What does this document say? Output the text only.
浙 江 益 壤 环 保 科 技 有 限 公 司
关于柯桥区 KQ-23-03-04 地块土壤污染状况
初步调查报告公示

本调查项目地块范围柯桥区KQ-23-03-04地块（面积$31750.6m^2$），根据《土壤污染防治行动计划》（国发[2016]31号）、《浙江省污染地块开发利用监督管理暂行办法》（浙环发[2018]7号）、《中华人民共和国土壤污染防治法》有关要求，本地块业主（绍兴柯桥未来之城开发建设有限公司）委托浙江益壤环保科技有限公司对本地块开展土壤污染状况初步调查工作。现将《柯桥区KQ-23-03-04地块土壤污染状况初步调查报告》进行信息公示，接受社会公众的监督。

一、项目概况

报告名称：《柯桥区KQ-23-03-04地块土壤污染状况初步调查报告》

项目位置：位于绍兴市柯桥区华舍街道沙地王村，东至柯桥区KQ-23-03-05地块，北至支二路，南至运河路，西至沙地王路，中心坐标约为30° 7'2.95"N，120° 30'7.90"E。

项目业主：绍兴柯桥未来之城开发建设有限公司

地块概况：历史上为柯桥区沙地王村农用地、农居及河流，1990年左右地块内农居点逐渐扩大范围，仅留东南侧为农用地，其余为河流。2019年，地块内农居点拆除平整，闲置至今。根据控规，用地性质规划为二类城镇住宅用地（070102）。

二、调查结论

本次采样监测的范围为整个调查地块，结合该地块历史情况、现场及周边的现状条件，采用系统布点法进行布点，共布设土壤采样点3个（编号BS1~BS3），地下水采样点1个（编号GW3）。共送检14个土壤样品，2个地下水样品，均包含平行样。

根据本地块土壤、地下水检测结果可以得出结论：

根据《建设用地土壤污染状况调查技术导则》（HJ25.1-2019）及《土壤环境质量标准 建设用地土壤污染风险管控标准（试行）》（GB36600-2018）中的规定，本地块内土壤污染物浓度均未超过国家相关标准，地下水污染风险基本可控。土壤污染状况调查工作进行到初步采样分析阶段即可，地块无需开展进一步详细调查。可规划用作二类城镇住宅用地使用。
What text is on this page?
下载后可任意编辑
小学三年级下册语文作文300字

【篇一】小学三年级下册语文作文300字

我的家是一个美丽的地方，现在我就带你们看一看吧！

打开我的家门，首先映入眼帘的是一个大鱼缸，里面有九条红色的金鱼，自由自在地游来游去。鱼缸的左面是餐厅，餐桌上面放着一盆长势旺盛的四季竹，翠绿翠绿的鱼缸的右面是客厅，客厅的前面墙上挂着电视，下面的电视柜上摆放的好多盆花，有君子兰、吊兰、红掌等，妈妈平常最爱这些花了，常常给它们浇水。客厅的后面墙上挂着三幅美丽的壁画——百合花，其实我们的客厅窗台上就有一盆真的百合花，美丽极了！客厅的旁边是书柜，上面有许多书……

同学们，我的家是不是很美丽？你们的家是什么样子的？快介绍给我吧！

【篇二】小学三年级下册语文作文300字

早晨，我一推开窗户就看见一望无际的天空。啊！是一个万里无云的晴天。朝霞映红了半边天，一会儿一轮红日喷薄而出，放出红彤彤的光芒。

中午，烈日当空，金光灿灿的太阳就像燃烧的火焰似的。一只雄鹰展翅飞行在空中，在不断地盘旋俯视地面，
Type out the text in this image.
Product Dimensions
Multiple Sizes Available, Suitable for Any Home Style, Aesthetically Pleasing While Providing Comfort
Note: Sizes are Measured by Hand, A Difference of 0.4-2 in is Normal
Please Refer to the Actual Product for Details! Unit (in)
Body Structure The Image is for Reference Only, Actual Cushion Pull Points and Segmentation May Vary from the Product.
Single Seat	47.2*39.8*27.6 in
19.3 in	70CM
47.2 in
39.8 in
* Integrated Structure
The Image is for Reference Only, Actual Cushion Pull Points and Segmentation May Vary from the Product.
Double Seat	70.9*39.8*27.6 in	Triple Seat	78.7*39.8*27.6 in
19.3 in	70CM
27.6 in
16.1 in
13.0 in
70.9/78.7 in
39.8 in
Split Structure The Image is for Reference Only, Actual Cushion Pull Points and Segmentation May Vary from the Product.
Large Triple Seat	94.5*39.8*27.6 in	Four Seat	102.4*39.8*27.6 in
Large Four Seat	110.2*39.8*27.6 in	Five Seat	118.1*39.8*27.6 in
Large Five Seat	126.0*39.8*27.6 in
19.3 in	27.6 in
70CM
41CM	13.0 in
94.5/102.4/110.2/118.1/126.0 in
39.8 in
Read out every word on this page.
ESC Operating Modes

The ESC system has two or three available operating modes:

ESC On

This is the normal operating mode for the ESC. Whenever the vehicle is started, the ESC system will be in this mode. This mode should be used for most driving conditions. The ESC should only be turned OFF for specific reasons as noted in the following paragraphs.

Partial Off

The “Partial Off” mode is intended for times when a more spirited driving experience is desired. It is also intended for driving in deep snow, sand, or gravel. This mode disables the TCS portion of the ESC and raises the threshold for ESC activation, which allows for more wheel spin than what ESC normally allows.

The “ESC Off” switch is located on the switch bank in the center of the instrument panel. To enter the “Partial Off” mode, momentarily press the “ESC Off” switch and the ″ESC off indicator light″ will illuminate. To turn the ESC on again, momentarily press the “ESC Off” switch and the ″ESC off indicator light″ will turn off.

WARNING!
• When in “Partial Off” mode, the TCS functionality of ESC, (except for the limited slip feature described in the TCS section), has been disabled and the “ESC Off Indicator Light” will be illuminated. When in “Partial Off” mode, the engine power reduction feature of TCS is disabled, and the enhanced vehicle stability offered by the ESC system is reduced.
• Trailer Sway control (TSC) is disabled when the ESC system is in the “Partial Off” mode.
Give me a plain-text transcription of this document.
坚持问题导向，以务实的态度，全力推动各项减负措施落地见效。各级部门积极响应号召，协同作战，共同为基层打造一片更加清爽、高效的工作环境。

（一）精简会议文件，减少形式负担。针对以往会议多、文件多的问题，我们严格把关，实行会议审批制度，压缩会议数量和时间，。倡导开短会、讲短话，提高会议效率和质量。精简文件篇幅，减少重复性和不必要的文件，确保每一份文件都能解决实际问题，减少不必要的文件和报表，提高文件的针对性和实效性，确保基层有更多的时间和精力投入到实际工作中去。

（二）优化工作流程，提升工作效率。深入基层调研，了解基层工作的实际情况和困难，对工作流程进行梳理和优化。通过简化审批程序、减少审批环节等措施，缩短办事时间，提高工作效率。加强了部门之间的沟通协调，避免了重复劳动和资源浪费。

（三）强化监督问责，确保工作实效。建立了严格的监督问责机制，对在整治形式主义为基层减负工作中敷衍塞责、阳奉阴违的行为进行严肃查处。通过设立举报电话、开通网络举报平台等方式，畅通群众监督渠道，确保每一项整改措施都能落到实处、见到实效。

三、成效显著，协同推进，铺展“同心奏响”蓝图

------------

# AIM OF THE EXERCISE:
Write out every line of the records exactly.

# RESPONSE BELOW:
What does this document say? Output the text only.
浙 江 益 壤 环 保 科 技 有 限 公 司
关于柯桥区 KQ-23-03-04 地块土壤污染状况
初步调查报告公示

本调查项目地块范围柯桥区KQ-23-03-04地块（面积$31750.6m^2$），根据《土壤污染防治行动计划》（国发[2016]31号）、《浙江省污染地块开发利用监督管理暂行办法》（浙环发[2018]7号）、《中华人民共和国土壤污染防治法》有关要求，本地块业主（绍兴柯桥未来之城开发建设有限公司）委托浙江益壤环保科技有限公司对本地块开展土壤污染状况初步调查工作。现将《柯桥区KQ-23-03-04地块土壤污染状况初步调查报告》进行信息公示，接受社会公众的监督。

一、项目概况

报告名称：《柯桥区KQ-23-03-04地块土壤污染状况初步调查报告》

项目位置：位于绍兴市柯桥区华舍街道沙地王村，东至柯桥区KQ-23-03-05地块，北至支二路，南至运河路，西至沙地王路，中心坐标约为30° 7'2.95"N，120° 30'7.90"E。

项目业主：绍兴柯桥未来之城开发建设有限公司

地块概况：历史上为柯桥区沙地王村农用地、农居及河流，1990年左右地块内农居点逐渐扩大范围，仅留东南侧为农用地，其余为河流。2019年，地块内农居点拆除平整，闲置至今。根据控规，用地性质规划为二类城镇住宅用地（070102）。

二、调查结论

本次采样监测的范围为整个调查地块，结合该地块历史情况、现场及周边的现状条件，采用系统布点法进行布点，共布设土壤采样点3个（编号BS1~BS3），地下水采样点1个（编号GW3）。共送检14个土壤样品，2个地下水样品，均包含平行样。

根据本地块土壤、地下水检测结果可以得出结论：

根据《建设用地土壤污染状况调查技术导则》（HJ25.1-2019）及《土壤环境质量标准 建设用地土壤污染风险管控标准（试行）》（GB36600-2018）中的规定，本地块内土壤污染物浓度均未超过国家相关标准，地下水污染风险基本可控。土壤污染状况调查工作进行到初步采样分析阶段即可，地块无需开展进一步详细调查。可规划用作二类城镇住宅用地使用。
What text is on this page?
下载后可任意编辑
小学三年级下册语文作文300字

【篇一】小学三年级下册语文作文300字

我的家是一个美丽的地方，现在我就带你们看一看吧！

打开我的家门，首先映入眼帘的是一个大鱼缸，里面有九条红色的金鱼，自由自在地游来游去。鱼缸的左面是餐厅，餐桌上面放着一盆长势旺盛的四季竹，翠绿翠绿的鱼缸的右面是客厅，客厅的前面墙上挂着电视，下面的电视柜上摆放的好多盆花，有君子兰、吊兰、红掌等，妈妈平常最爱这些花了，常常给它们浇水。客厅的后面墙上挂着三幅美丽的壁画——百合花，其实我们的客厅窗台上就有一盆真的百合花，美丽极了！客厅的旁边是书柜，上面有许多书……

同学们，我的家是不是很美丽？你们的家是什么样子的？快介绍给我吧！

【篇二】小学三年级下册语文作文300字

早晨，我一推开窗户就看见一望无际的天空。啊！是一个万里无云的晴天。朝霞映红了半边天，一会儿一轮红日喷薄而出，放出红彤彤的光芒。

中午，烈日当空，金光灿灿的太阳就像燃烧的火焰似的。一只雄鹰展翅飞行在空中，在不断地盘旋俯视地面，
Type out the text in this image.
Product Dimensions
Multiple Sizes Available, Suitable for Any Home Style, Aesthetically Pleasing While Providing Comfort
Note: Sizes are Measured by Hand, A Difference of 0.4-2 in is Normal
Please Refer to the Actual Product for Details! Unit (in)
Body Structure The Image is for Reference Only, Actual Cushion Pull Points and Segmentation May Vary from the Product.
Single Seat	47.2*39.8*27.6 in
19.3 in	70CM
47.2 in
39.8 in
* Integrated Structure
The Image is for Reference Only, Actual Cushion Pull Points and Segmentation May Vary from the Product.
Double Seat	70.9*39.8*27.6 in	Triple Seat	78.7*39.8*27.6 in
19.3 in	70CM
27.6 in
16.1 in
13.0 in
70.9/78.7 in
39.8 in
Split Structure The Image is for Reference Only, Actual Cushion Pull Points and Segmentation May Vary from the Product.
Large Triple Seat	94.5*39.8*27.6 in	Four Seat	102.4*39.8*27.6 in
Large Four Seat	110.2*39.8*27.6 in	Five Seat	118.1*39.8*27.6 in
Large Five Seat	126.0*39.8*27.6 in
19.3 in	27.6 in
70CM
41CM	13.0 in
94.5/102.4/110.2/118.1/126.0 in
39.8 in
Read out every word on this page.
ESC Operating Modes

The ESC system has two or three available operating modes:

ESC On

This is the normal operating mode for the ESC. Whenever the vehicle is started, the ESC system will be in this mode. This mode should be used for most driving conditions. The ESC should only be turned OFF for specific reasons as noted in the following paragraphs.

Partial Off

The “Partial Off” mode is intended for times when a more spirited driving experience is desired. It is also intended for driving in deep snow, sand, or gravel. This mode disables the TCS portion of the ESC and raises the threshold for ESC activation, which allows for more wheel spin than what ESC normally allows.

The “ESC Off” switch is located on the switch bank in the center of the instrument panel. To enter the “Partial Off” mode, momentarily press the “ESC Off” switch and the ″ESC off indicator light″ will illuminate. To turn the ESC on again, momentarily press the “ESC Off” switch and the ″ESC off indicator light″ will turn off.

WARNING!
• When in “Partial Off” mode, the TCS functionality of ESC, (except for the limited slip feature described in the TCS section), has been disabled and the “ESC Off Indicator Light” will be illuminated. When in “Partial Off” mode, the engine power reduction feature of TCS is disabled, and the enhanced vehicle stability offered by the ESC system is reduced.
• Trailer Sway control (TSC) is disabled when the ESC system is in the “Partial Off” mode.
Give me a plain-text transcription of this document.
坚持问题导向，以务实的态度，全力推动各项减负措施落地见效。各级部门积极响应号召，协同作战，共同为基层打造一片更加清爽、高效的工作环境。

（一）精简会议文件，减少形式负担。针对以往会议多、文件多的问题，我们严格把关，实行会议审批制度，压缩会议数量和时间，。倡导开短会、讲短话，提高会议效率和质量。精简文件篇幅，减少重复性和不必要的文件，确保每一份文件都能解决实际问题，减少不必要的文件和报表，提高文件的针对性和实效性，确保基层有更多的时间和精力投入到实际工作中去。

（二）优化工作流程，提升工作效率。深入基层调研，了解基层工作的实际情况和困难，对工作流程进行梳理和优化。通过简化审批程序、减少审批环节等措施，缩短办事时间，提高工作效率。加强了部门之间的沟通协调，避免了重复劳动和资源浪费。

（三）强化监督问责，确保工作实效。建立了严格的监督问责机制，对在整治形式主义为基层减负工作中敷衍塞责、阳奉阴违的行为进行严肃查处。通过设立举报电话、开通网络举报平台等方式，畅通群众监督渠道，确保每一项整改措施都能落到实处、见到实效。

三、成效显著，协同推进，铺展“同心奏响”蓝图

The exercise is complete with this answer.